Document text:
· · · ·

Creating a powerhouse membership

Thantikandh’s WASH-CC leadership and membership have become role models to follow.

As WASH-CC Chair, Mr Shahi has been consistent in his push for diversity and inclusivity. Mr Shahi co-leads the WASH-CC with Ms Susmita Singh, the team’s Vice Chair. Ms Singh also happens to be the Chair of the Disability Coordination Committee and the Monitoring Committee. She has been key in raising the visibility of women and people with disabilities in the WASH-CC.

Today’s Thantikandh WASH-CC comprises a team of different identities; by caste, gender, and physical abilities. Of the 11-member team, four are women and seven are men. Four members belong to the Dalit caste, and two members are people with disability.

Strengthening capacities to lead

To enhance the leadership skills of the newly formed WASH-CC, SNV trained WASH-CC members to engage in Gender Equality and Social Inclusion (GESI)-informed action planning and self-reflection. Through these trainings, WASH-CC members learnt to put participatory and meaningful methods of decision-making and implementation in practice.

'Previously, we had little knowledge about the particular WASH needs of people with disabilities and women. The Disability Inclusive Development (DID) training, the inclusive WASH assessment, and several activities organised by the WfW-BFL project sensitised us. These motivated us to include people with disabilities and women in the WASH-CC; at the rural municipality and ward levels.' – Mr Dhir Bahadur Shahi, Chair of Thantikandh RM and the WASH-CC

Strengthening capacities to participate

Disabled People’s Organisations (DPOs) have long been excluded from mainstream WASH governance and planning processes. This exclusion has contributed to DPOs’ disenfranchisement. It also kept people with disabilities from fully enjoying their right to water and sanitation.

SNV’s work facilitated the reactivation of DPOs in districts and their registration as a network. DPO groups were also formed at rural municipality and ward levels. Today, the participation of at least one person with disability in all WASH-CC leadership groups at rural municipality and district levels is being practised.

Cleaning up the environment, improving lives

In February 2020, an 11-member task force developed a WASH Behavioural Change Communication (BCC) strategy. The strategy was complemented by the introduction of a budget line in the rural municipality. A first in Thantikandh’s history.

· · · ·

Required tasks:
1/ List every section heading in the Thantikandh WASH-CC text.
2/ Decide whether each statement agrees with the Thantikandh WASH-CC text. Answer yes or no, and quote the words from the text that settle it.
(a) Seven of the 11 WASH-CC members are women.
(b) Ms Singh chairs the Monitoring Committee.
(c) The WASH BCC strategy was developed in February 2020.
3/ Go on with the Thantikandh WASH-CC text from its last sentence.
The items below come from a different source than the Thantikandh WASH-CC text.

Listed entries:
· · · ·

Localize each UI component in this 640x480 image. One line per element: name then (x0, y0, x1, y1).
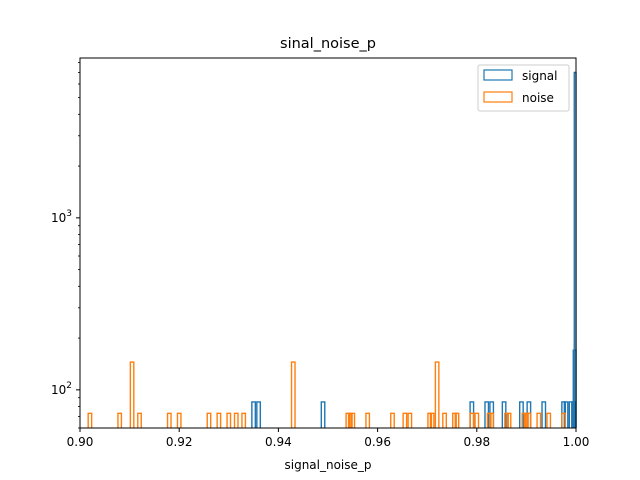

· · · ·

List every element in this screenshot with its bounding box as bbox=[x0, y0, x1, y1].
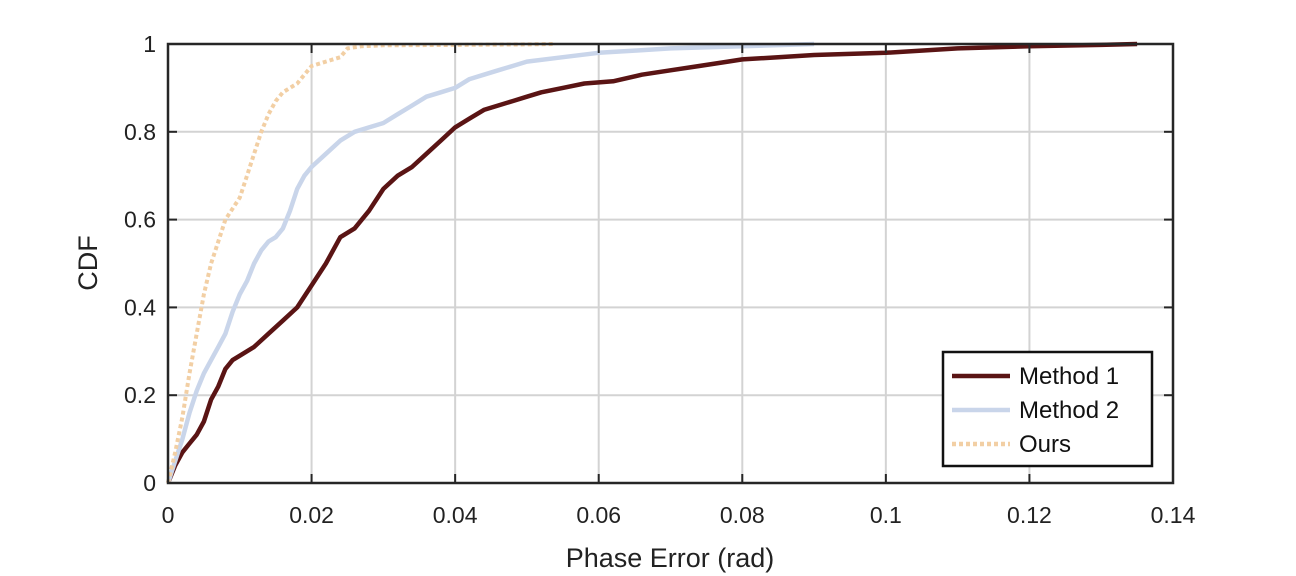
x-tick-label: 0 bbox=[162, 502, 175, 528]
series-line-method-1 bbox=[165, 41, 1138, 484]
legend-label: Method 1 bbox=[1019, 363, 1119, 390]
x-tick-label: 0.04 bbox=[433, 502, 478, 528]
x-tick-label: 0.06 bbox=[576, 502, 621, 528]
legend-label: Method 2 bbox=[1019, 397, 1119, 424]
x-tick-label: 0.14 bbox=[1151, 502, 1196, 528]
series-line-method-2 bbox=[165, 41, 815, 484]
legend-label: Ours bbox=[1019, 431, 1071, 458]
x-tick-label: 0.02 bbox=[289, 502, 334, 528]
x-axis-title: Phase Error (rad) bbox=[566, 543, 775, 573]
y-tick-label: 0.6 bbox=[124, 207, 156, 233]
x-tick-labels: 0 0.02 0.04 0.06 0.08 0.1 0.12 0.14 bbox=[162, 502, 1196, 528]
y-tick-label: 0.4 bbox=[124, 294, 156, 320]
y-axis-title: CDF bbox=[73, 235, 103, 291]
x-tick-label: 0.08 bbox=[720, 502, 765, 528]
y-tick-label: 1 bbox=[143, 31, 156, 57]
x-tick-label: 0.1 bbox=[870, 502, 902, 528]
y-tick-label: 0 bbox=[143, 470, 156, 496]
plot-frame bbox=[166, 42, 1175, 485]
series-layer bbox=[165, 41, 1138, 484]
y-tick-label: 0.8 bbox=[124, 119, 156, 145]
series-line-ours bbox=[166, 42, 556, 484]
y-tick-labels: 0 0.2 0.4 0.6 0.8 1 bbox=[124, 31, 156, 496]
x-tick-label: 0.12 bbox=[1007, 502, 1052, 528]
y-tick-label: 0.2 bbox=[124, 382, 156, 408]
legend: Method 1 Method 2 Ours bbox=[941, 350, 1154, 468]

· · · ·

Final answers:
1/
- Creating a powerhouse membership
- Strengthening capacities to lead
- Strengthening capacities to participate
- Cleaning up the environment, improving lives

2/
(a) No. "Of the 11-member team, four are women and seven are men."
(b) Yes. "Ms Singh also happens to be the Chair of the Disability Coordination Committee and the Monitoring Committee."
(c) Yes. "In February 2020, an 11-member task force developed a WASH Behavioural Change Communication (BCC) strategy."

3/
Six months after, significant improvements in the hygienic use of toilets were discovered by local monitoring efforts. To keep the momentum going, the rural municipality is setting its sights in building inclusive handwashing stations across all government institutions, schools, and health care facilities.

Beyond toilets, the WASH-CC has been exploring ways to improve solid waste management and environmental cleanliness. At the WASH-CC’s advice, the municipality approved the installation of locally made eco-friendly wastebins. These bins are being set-up in over 100 public spaces. Demand for wastebins has created jobs for local artisans, including Dalit families. Made out of bamboo and organised for replacement every six months, six Dalit families and two from other communities are making NPR 500 per wastebin (US$ 4.23). Sanitation workers have been recruited for a month’s pay of NPR 8,000 (US$ 67.64). So far, 11 Dalits (three women and eight men), and seven from other ethnic groups (two women and five men) have been recruited.

In December 2020, the municipality endorsed the WASH-CC advice to set up a help desk for the WASH needs of people with disabilities.

Enabling legal frameworks

For Thantikandh’s leaders, WASH access and services for everyone, everywhere also means ‘by everyone.’ This is why GESI approaches have been key in the municipality’s design for change within leadership formations.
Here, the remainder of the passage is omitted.